Written instruction:
Make an exact copy of all the entries below, with the pictures left out.

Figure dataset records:
:::
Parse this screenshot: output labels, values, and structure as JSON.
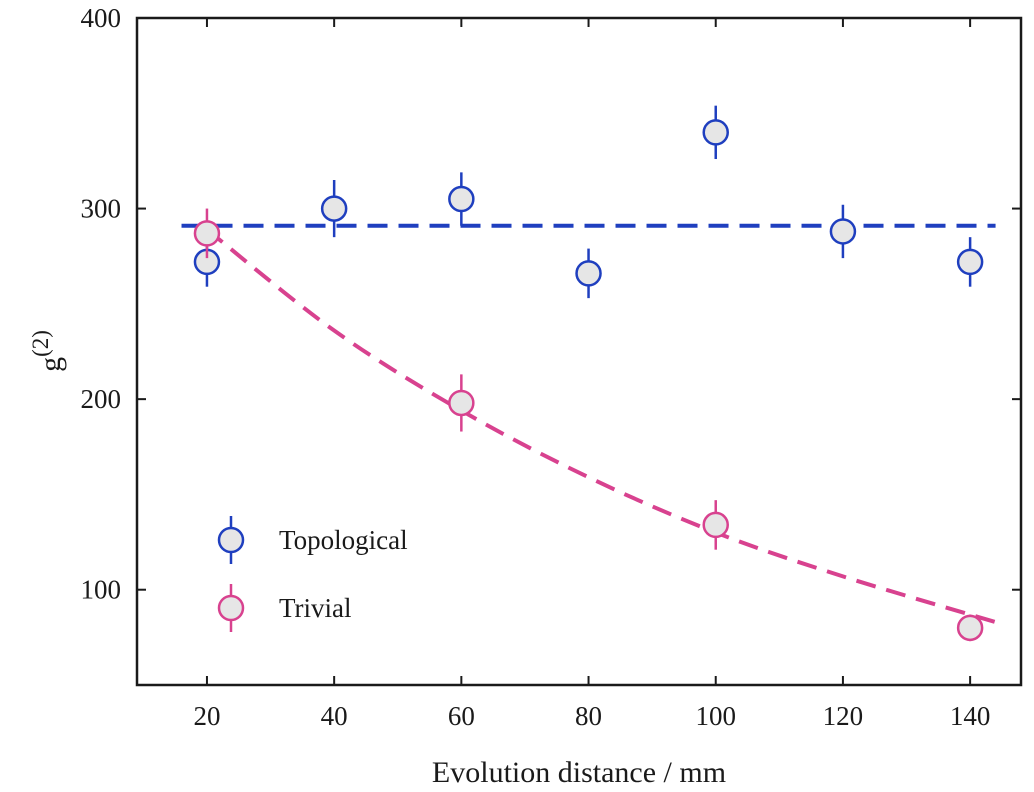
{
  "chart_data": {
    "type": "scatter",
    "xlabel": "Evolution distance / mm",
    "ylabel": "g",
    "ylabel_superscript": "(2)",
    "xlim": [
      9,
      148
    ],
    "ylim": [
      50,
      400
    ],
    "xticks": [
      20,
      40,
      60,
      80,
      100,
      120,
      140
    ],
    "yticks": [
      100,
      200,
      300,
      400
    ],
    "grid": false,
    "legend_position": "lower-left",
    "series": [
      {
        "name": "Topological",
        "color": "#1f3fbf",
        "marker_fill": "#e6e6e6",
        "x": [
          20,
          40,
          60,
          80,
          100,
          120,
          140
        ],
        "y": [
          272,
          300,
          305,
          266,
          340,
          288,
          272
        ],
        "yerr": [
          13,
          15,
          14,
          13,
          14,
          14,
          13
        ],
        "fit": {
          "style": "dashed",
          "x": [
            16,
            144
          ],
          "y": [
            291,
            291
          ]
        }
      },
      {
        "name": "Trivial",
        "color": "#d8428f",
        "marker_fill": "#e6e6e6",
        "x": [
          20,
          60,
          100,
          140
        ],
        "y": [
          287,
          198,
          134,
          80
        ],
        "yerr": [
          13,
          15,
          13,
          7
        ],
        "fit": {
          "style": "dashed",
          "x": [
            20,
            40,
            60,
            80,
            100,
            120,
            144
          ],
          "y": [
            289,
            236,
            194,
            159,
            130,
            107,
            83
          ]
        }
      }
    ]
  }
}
:::
Solution:
Parse this screenshot: output labels, values, and structure as JSON.
{
  "chart_data": {
    "type": "scatter",
    "xlabel": "Evolution distance / mm",
    "ylabel": "g",
    "ylabel_superscript": "(2)",
    "xlim": [
      9,
      148
    ],
    "ylim": [
      50,
      400
    ],
    "xticks": [
      20,
      40,
      60,
      80,
      100,
      120,
      140
    ],
    "yticks": [
      100,
      200,
      300,
      400
    ],
    "grid": false,
    "legend_position": "lower-left",
    "series": [
      {
        "name": "Topological",
        "color": "#1f3fbf",
        "marker_fill": "#e6e6e6",
        "x": [
          20,
          40,
          60,
          80,
          100,
          120,
          140
        ],
        "y": [
          272,
          300,
          305,
          266,
          340,
          288,
          272
        ],
        "yerr": [
          13,
          15,
          14,
          13,
          14,
          14,
          13
        ],
        "fit": {
          "style": "dashed",
          "x": [
            16,
            144
          ],
          "y": [
            291,
            291
          ]
        }
      },
      {
        "name": "Trivial",
        "color": "#d8428f",
        "marker_fill": "#e6e6e6",
        "x": [
          20,
          60,
          100,
          140
        ],
        "y": [
          287,
          198,
          134,
          80
        ],
        "yerr": [
          13,
          15,
          13,
          7
        ],
        "fit": {
          "style": "dashed",
          "x": [
            20,
            40,
            60,
            80,
            100,
            120,
            144
          ],
          "y": [
            289,
            236,
            194,
            159,
            130,
            107,
            83
          ]
        }
      }
    ]
  }
}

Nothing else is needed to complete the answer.